Directions for this task
Output all of the entries exactly as written.

Entries with figure data

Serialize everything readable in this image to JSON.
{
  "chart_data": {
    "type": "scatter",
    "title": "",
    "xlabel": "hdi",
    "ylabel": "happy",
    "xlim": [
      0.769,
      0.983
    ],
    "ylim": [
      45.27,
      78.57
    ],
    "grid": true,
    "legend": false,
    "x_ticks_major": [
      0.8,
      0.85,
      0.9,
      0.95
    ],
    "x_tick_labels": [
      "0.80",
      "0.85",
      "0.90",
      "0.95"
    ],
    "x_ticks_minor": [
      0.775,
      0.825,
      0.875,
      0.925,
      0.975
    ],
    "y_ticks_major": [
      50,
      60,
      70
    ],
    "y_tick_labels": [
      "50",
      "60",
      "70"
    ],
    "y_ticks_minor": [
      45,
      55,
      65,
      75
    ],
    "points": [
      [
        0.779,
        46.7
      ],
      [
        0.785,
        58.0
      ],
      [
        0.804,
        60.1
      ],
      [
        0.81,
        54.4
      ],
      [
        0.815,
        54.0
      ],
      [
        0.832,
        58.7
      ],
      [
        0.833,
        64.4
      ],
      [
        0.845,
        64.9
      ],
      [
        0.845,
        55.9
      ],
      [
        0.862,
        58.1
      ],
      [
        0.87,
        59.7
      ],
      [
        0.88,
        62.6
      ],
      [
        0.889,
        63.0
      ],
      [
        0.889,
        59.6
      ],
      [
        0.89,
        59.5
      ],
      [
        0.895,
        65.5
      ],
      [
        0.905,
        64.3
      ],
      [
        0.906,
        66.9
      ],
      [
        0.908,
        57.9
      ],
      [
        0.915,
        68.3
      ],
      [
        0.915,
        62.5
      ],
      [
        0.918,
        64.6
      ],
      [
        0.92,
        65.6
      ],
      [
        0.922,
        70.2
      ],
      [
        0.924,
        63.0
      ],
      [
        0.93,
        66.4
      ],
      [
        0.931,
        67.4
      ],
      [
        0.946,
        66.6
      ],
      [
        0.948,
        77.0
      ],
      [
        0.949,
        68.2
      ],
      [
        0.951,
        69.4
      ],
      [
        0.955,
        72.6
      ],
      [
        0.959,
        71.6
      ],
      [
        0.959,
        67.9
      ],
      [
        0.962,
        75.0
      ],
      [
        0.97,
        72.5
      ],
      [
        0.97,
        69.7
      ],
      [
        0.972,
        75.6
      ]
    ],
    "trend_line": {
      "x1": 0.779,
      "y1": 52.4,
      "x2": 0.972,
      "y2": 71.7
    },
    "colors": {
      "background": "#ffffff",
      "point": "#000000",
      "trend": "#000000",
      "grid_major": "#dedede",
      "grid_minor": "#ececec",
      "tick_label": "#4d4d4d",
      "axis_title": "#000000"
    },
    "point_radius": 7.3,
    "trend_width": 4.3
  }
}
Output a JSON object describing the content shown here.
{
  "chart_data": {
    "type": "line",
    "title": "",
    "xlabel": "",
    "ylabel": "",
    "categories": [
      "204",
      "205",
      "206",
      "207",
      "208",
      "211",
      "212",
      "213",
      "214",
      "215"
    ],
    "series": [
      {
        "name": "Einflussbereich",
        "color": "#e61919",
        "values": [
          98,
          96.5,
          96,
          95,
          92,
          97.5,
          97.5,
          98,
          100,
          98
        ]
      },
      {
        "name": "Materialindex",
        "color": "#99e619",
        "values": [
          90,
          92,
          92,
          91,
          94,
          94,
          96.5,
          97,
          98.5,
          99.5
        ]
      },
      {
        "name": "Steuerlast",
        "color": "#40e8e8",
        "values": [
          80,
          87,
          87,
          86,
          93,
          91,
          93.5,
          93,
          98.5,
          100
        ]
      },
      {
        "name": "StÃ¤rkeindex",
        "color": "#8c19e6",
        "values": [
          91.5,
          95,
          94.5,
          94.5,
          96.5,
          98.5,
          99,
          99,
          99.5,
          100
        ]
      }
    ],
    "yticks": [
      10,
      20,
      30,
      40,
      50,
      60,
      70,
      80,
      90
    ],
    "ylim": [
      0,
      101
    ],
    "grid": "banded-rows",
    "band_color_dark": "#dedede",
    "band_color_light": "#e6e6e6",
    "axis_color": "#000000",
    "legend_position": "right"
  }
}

Result of the exercise
Serialize everything readable in this image to JSON.
{
  "chart_data": {
    "type": "scatter",
    "title": "",
    "xlabel": "hdi",
    "ylabel": "happy",
    "xlim": [
      0.769,
      0.983
    ],
    "ylim": [
      45.27,
      78.57
    ],
    "grid": true,
    "legend": false,
    "x_ticks_major": [
      0.8,
      0.85,
      0.9,
      0.95
    ],
    "x_tick_labels": [
      "0.80",
      "0.85",
      "0.90",
      "0.95"
    ],
    "x_ticks_minor": [
      0.775,
      0.825,
      0.875,
      0.925,
      0.975
    ],
    "y_ticks_major": [
      50,
      60,
      70
    ],
    "y_tick_labels": [
      "50",
      "60",
      "70"
    ],
    "y_ticks_minor": [
      45,
      55,
      65,
      75
    ],
    "points": [
      [
        0.779,
        46.7
      ],
      [
        0.785,
        58.0
      ],
      [
        0.804,
        60.1
      ],
      [
        0.81,
        54.4
      ],
      [
        0.815,
        54.0
      ],
      [
        0.832,
        58.7
      ],
      [
        0.833,
        64.4
      ],
      [
        0.845,
        64.9
      ],
      [
        0.845,
        55.9
      ],
      [
        0.862,
        58.1
      ],
      [
        0.87,
        59.7
      ],
      [
        0.88,
        62.6
      ],
      [
        0.889,
        63.0
      ],
      [
        0.889,
        59.6
      ],
      [
        0.89,
        59.5
      ],
      [
        0.895,
        65.5
      ],
      [
        0.905,
        64.3
      ],
      [
        0.906,
        66.9
      ],
      [
        0.908,
        57.9
      ],
      [
        0.915,
        68.3
      ],
      [
        0.915,
        62.5
      ],
      [
        0.918,
        64.6
      ],
      [
        0.92,
        65.6
      ],
      [
        0.922,
        70.2
      ],
      [
        0.924,
        63.0
      ],
      [
        0.93,
        66.4
      ],
      [
        0.931,
        67.4
      ],
      [
        0.946,
        66.6
      ],
      [
        0.948,
        77.0
      ],
      [
        0.949,
        68.2
      ],
      [
        0.951,
        69.4
      ],
      [
        0.955,
        72.6
      ],
      [
        0.959,
        71.6
      ],
      [
        0.959,
        67.9
      ],
      [
        0.962,
        75.0
      ],
      [
        0.97,
        72.5
      ],
      [
        0.97,
        69.7
      ],
      [
        0.972,
        75.6
      ]
    ],
    "trend_line": {
      "x1": 0.779,
      "y1": 52.4,
      "x2": 0.972,
      "y2": 71.7
    },
    "colors": {
      "background": "#ffffff",
      "point": "#000000",
      "trend": "#000000",
      "grid_major": "#dedede",
      "grid_minor": "#ececec",
      "tick_label": "#4d4d4d",
      "axis_title": "#000000"
    },
    "point_radius": 7.3,
    "trend_width": 4.3
  }
}
Output a JSON object describing the content shown here.
{
  "chart_data": {
    "type": "line",
    "title": "",
    "xlabel": "",
    "ylabel": "",
    "categories": [
      "204",
      "205",
      "206",
      "207",
      "208",
      "211",
      "212",
      "213",
      "214",
      "215"
    ],
    "series": [
      {
        "name": "Einflussbereich",
        "color": "#e61919",
        "values": [
          98,
          96.5,
          96,
          95,
          92,
          97.5,
          97.5,
          98,
          100,
          98
        ]
      },
      {
        "name": "Materialindex",
        "color": "#99e619",
        "values": [
          90,
          92,
          92,
          91,
          94,
          94,
          96.5,
          97,
          98.5,
          99.5
        ]
      },
      {
        "name": "Steuerlast",
        "color": "#40e8e8",
        "values": [
          80,
          87,
          87,
          86,
          93,
          91,
          93.5,
          93,
          98.5,
          100
        ]
      },
      {
        "name": "StÃ¤rkeindex",
        "color": "#8c19e6",
        "values": [
          91.5,
          95,
          94.5,
          94.5,
          96.5,
          98.5,
          99,
          99,
          99.5,
          100
        ]
      }
    ],
    "yticks": [
      10,
      20,
      30,
      40,
      50,
      60,
      70,
      80,
      90
    ],
    "ylim": [
      0,
      101
    ],
    "grid": "banded-rows",
    "band_color_dark": "#dedede",
    "band_color_light": "#e6e6e6",
    "axis_color": "#000000",
    "legend_position": "right"
  }
}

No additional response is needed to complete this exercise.